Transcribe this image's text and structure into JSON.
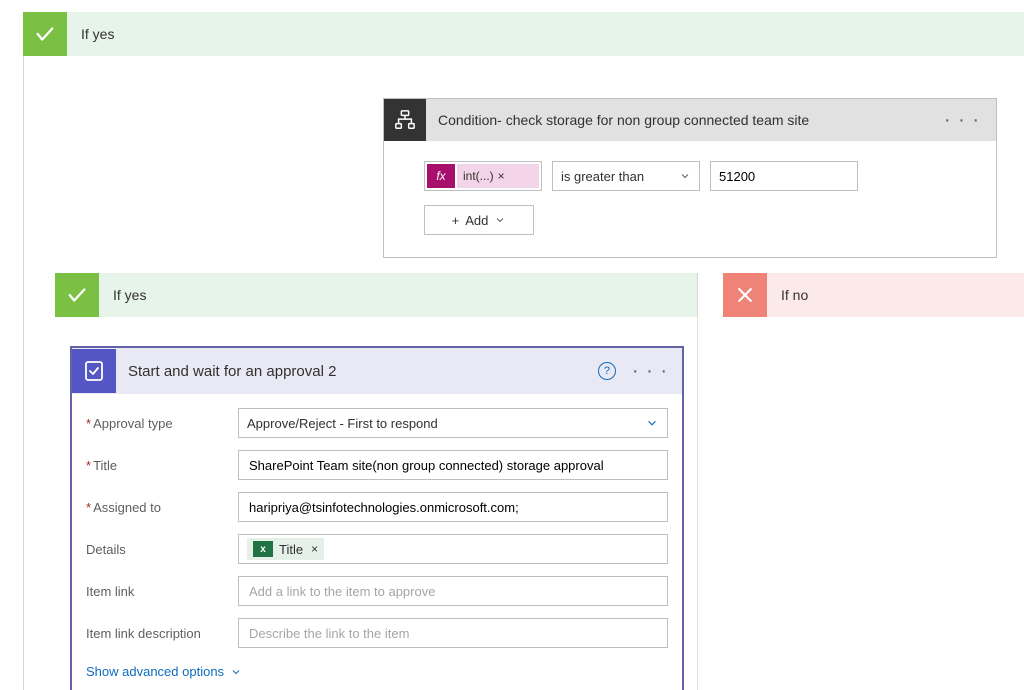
{
  "outer_if_yes": {
    "label": "If yes"
  },
  "condition": {
    "title": "Condition- check storage for non group connected team site",
    "expression": {
      "fx_label": "fx",
      "display": "int(...)",
      "remove": "×"
    },
    "operator": "is greater than",
    "value": "51200",
    "add_button": "Add"
  },
  "nested": {
    "yes_label": "If yes",
    "no_label": "If no"
  },
  "approval": {
    "title": "Start and wait for an approval 2",
    "fields": {
      "approval_type": {
        "label": "Approval type",
        "value": "Approve/Reject - First to respond"
      },
      "title": {
        "label": "Title",
        "value": "SharePoint Team site(non group connected) storage approval"
      },
      "assigned_to": {
        "label": "Assigned to",
        "value": "haripriya@tsinfotechnologies.onmicrosoft.com;"
      },
      "details": {
        "label": "Details",
        "token": "Title",
        "token_remove": "×"
      },
      "item_link": {
        "label": "Item link",
        "placeholder": "Add a link to the item to approve"
      },
      "item_link_desc": {
        "label": "Item link description",
        "placeholder": "Describe the link to the item"
      }
    },
    "advanced_label": "Show advanced options"
  },
  "icons": {
    "plus": "+",
    "help": "?",
    "more": "· · ·",
    "excel_badge": "x"
  }
}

################

Do not include images; quote all of the entries above exactly.

Transcribe this image's text and structure into JSON.
{
  "outer_if_yes": {
    "label": "If yes"
  },
  "condition": {
    "title": "Condition- check storage for non group connected team site",
    "expression": {
      "fx_label": "fx",
      "display": "int(...)",
      "remove": "×"
    },
    "operator": "is greater than",
    "value": "51200",
    "add_button": "Add"
  },
  "nested": {
    "yes_label": "If yes",
    "no_label": "If no"
  },
  "approval": {
    "title": "Start and wait for an approval 2",
    "fields": {
      "approval_type": {
        "label": "Approval type",
        "value": "Approve/Reject - First to respond"
      },
      "title": {
        "label": "Title",
        "value": "SharePoint Team site(non group connected) storage approval"
      },
      "assigned_to": {
        "label": "Assigned to",
        "value": "haripriya@tsinfotechnologies.onmicrosoft.com;"
      },
      "details": {
        "label": "Details",
        "token": "Title",
        "token_remove": "×"
      },
      "item_link": {
        "label": "Item link",
        "placeholder": "Add a link to the item to approve"
      },
      "item_link_desc": {
        "label": "Item link description",
        "placeholder": "Describe the link to the item"
      }
    },
    "advanced_label": "Show advanced options"
  },
  "icons": {
    "plus": "+",
    "help": "?",
    "more": "· · ·",
    "excel_badge": "x"
  }
}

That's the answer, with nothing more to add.